DIRECTIONS FOR THIS TASK:
Leave out the pictures and repeat the data exactly.

BEGIN MATERIAL SUPPLIED

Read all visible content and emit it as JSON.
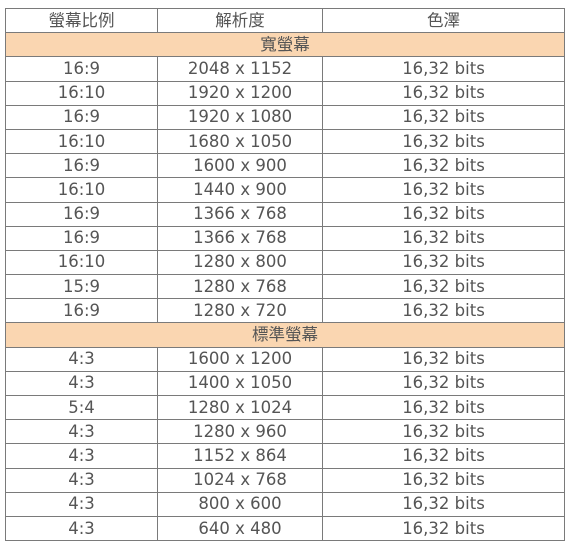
{
  "headers": [
    "螢幕比例",
    "解析度",
    "色澤"
  ],
  "sections": [
    {
      "title": "寬螢幕",
      "rows": [
        [
          "16:9",
          "2048 x 1152",
          "16,32 bits"
        ],
        [
          "16:10",
          "1920 x 1200",
          "16,32 bits"
        ],
        [
          "16:9",
          "1920 x 1080",
          "16,32 bits"
        ],
        [
          "16:10",
          "1680 x 1050",
          "16,32 bits"
        ],
        [
          "16:9",
          "1600 x 900",
          "16,32 bits"
        ],
        [
          "16:10",
          "1440 x 900",
          "16,32 bits"
        ],
        [
          "16:9",
          "1366 x 768",
          "16,32 bits"
        ],
        [
          "16:9",
          "1366 x 768",
          "16,32 bits"
        ],
        [
          "16:10",
          "1280 x 800",
          "16,32 bits"
        ],
        [
          "15:9",
          "1280 x 768",
          "16,32 bits"
        ],
        [
          "16:9",
          "1280 x 720",
          "16,32 bits"
        ]
      ]
    },
    {
      "title": "標準螢幕",
      "rows": [
        [
          "4:3",
          "1600 x 1200",
          "16,32 bits"
        ],
        [
          "4:3",
          "1400 x 1050",
          "16,32 bits"
        ],
        [
          "5:4",
          "1280 x 1024",
          "16,32 bits"
        ],
        [
          "4:3",
          "1280 x 960",
          "16,32 bits"
        ],
        [
          "4:3",
          "1152 x 864",
          "16,32 bits"
        ],
        [
          "4:3",
          "1024 x 768",
          "16,32 bits"
        ],
        [
          "4:3",
          "800 x 600",
          "16,32 bits"
        ],
        [
          "4:3",
          "640 x 480",
          "16,32 bits"
        ]
      ]
    }
  ],
  "colors": {
    "section_bg": "#fad6b1",
    "border": "#7a7a7a",
    "text": "#555555"
  }
}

END MATERIAL SUPPLIED

ANSWER:
Read all visible content and emit it as JSON.
{
  "headers": [
    "螢幕比例",
    "解析度",
    "色澤"
  ],
  "sections": [
    {
      "title": "寬螢幕",
      "rows": [
        [
          "16:9",
          "2048 x 1152",
          "16,32 bits"
        ],
        [
          "16:10",
          "1920 x 1200",
          "16,32 bits"
        ],
        [
          "16:9",
          "1920 x 1080",
          "16,32 bits"
        ],
        [
          "16:10",
          "1680 x 1050",
          "16,32 bits"
        ],
        [
          "16:9",
          "1600 x 900",
          "16,32 bits"
        ],
        [
          "16:10",
          "1440 x 900",
          "16,32 bits"
        ],
        [
          "16:9",
          "1366 x 768",
          "16,32 bits"
        ],
        [
          "16:9",
          "1366 x 768",
          "16,32 bits"
        ],
        [
          "16:10",
          "1280 x 800",
          "16,32 bits"
        ],
        [
          "15:9",
          "1280 x 768",
          "16,32 bits"
        ],
        [
          "16:9",
          "1280 x 720",
          "16,32 bits"
        ]
      ]
    },
    {
      "title": "標準螢幕",
      "rows": [
        [
          "4:3",
          "1600 x 1200",
          "16,32 bits"
        ],
        [
          "4:3",
          "1400 x 1050",
          "16,32 bits"
        ],
        [
          "5:4",
          "1280 x 1024",
          "16,32 bits"
        ],
        [
          "4:3",
          "1280 x 960",
          "16,32 bits"
        ],
        [
          "4:3",
          "1152 x 864",
          "16,32 bits"
        ],
        [
          "4:3",
          "1024 x 768",
          "16,32 bits"
        ],
        [
          "4:3",
          "800 x 600",
          "16,32 bits"
        ],
        [
          "4:3",
          "640 x 480",
          "16,32 bits"
        ]
      ]
    }
  ],
  "colors": {
    "section_bg": "#fad6b1",
    "border": "#7a7a7a",
    "text": "#555555"
  }
}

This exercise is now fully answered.